= Excerpts from a figure dataset =
____

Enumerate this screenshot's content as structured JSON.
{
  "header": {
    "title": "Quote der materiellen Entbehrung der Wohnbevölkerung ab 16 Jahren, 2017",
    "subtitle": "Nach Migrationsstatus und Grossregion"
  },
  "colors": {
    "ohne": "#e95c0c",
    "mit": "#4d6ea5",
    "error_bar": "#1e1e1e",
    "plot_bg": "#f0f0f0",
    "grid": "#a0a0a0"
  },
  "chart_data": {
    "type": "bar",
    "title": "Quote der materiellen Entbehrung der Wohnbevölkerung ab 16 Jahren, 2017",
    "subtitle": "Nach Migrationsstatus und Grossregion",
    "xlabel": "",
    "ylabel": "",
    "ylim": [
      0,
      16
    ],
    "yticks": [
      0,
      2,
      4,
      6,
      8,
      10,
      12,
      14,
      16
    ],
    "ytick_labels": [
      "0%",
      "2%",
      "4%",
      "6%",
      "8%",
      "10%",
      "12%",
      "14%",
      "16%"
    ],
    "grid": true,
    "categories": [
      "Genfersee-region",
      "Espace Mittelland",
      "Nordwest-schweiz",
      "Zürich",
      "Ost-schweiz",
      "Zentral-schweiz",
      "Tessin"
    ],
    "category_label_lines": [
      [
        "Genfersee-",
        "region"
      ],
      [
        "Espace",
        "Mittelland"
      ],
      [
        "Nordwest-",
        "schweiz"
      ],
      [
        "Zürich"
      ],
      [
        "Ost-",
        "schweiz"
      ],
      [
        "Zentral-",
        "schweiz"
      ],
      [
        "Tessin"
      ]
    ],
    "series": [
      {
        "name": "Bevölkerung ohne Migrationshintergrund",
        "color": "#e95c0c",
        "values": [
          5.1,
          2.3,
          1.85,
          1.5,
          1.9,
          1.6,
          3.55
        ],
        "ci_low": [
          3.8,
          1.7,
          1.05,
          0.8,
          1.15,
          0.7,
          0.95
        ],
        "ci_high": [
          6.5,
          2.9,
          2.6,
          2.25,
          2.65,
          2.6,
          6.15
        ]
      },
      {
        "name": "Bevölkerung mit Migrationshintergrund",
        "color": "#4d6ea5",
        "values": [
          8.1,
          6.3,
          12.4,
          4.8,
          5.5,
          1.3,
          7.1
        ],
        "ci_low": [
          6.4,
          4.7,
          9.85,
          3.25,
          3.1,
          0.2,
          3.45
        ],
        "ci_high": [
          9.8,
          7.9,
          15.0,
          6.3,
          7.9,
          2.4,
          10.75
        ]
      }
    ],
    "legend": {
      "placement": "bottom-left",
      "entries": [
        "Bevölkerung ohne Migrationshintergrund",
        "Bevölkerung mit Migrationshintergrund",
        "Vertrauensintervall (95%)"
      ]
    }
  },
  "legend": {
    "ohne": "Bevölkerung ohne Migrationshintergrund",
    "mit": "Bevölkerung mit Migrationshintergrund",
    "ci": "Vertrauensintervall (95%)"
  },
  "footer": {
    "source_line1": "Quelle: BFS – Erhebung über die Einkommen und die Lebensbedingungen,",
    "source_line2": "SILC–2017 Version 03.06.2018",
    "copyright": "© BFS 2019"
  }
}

____

= Exercise goal =
Take the listing above and write it out again exactly.

= Worked answer =
Enumerate this screenshot's content as structured JSON.
{
  "header": {
    "title": "Quote der materiellen Entbehrung der Wohnbevölkerung ab 16 Jahren, 2017",
    "subtitle": "Nach Migrationsstatus und Grossregion"
  },
  "colors": {
    "ohne": "#e95c0c",
    "mit": "#4d6ea5",
    "error_bar": "#1e1e1e",
    "plot_bg": "#f0f0f0",
    "grid": "#a0a0a0"
  },
  "chart_data": {
    "type": "bar",
    "title": "Quote der materiellen Entbehrung der Wohnbevölkerung ab 16 Jahren, 2017",
    "subtitle": "Nach Migrationsstatus und Grossregion",
    "xlabel": "",
    "ylabel": "",
    "ylim": [
      0,
      16
    ],
    "yticks": [
      0,
      2,
      4,
      6,
      8,
      10,
      12,
      14,
      16
    ],
    "ytick_labels": [
      "0%",
      "2%",
      "4%",
      "6%",
      "8%",
      "10%",
      "12%",
      "14%",
      "16%"
    ],
    "grid": true,
    "categories": [
      "Genfersee-region",
      "Espace Mittelland",
      "Nordwest-schweiz",
      "Zürich",
      "Ost-schweiz",
      "Zentral-schweiz",
      "Tessin"
    ],
    "category_label_lines": [
      [
        "Genfersee-",
        "region"
      ],
      [
        "Espace",
        "Mittelland"
      ],
      [
        "Nordwest-",
        "schweiz"
      ],
      [
        "Zürich"
      ],
      [
        "Ost-",
        "schweiz"
      ],
      [
        "Zentral-",
        "schweiz"
      ],
      [
        "Tessin"
      ]
    ],
    "series": [
      {
        "name": "Bevölkerung ohne Migrationshintergrund",
        "color": "#e95c0c",
        "values": [
          5.1,
          2.3,
          1.85,
          1.5,
          1.9,
          1.6,
          3.55
        ],
        "ci_low": [
          3.8,
          1.7,
          1.05,
          0.8,
          1.15,
          0.7,
          0.95
        ],
        "ci_high": [
          6.5,
          2.9,
          2.6,
          2.25,
          2.65,
          2.6,
          6.15
        ]
      },
      {
        "name": "Bevölkerung mit Migrationshintergrund",
        "color": "#4d6ea5",
        "values": [
          8.1,
          6.3,
          12.4,
          4.8,
          5.5,
          1.3,
          7.1
        ],
        "ci_low": [
          6.4,
          4.7,
          9.85,
          3.25,
          3.1,
          0.2,
          3.45
        ],
        "ci_high": [
          9.8,
          7.9,
          15.0,
          6.3,
          7.9,
          2.4,
          10.75
        ]
      }
    ],
    "legend": {
      "placement": "bottom-left",
      "entries": [
        "Bevölkerung ohne Migrationshintergrund",
        "Bevölkerung mit Migrationshintergrund",
        "Vertrauensintervall (95%)"
      ]
    }
  },
  "legend": {
    "ohne": "Bevölkerung ohne Migrationshintergrund",
    "mit": "Bevölkerung mit Migrationshintergrund",
    "ci": "Vertrauensintervall (95%)"
  },
  "footer": {
    "source_line1": "Quelle: BFS – Erhebung über die Einkommen und die Lebensbedingungen,",
    "source_line2": "SILC–2017 Version 03.06.2018",
    "copyright": "© BFS 2019"
  }
}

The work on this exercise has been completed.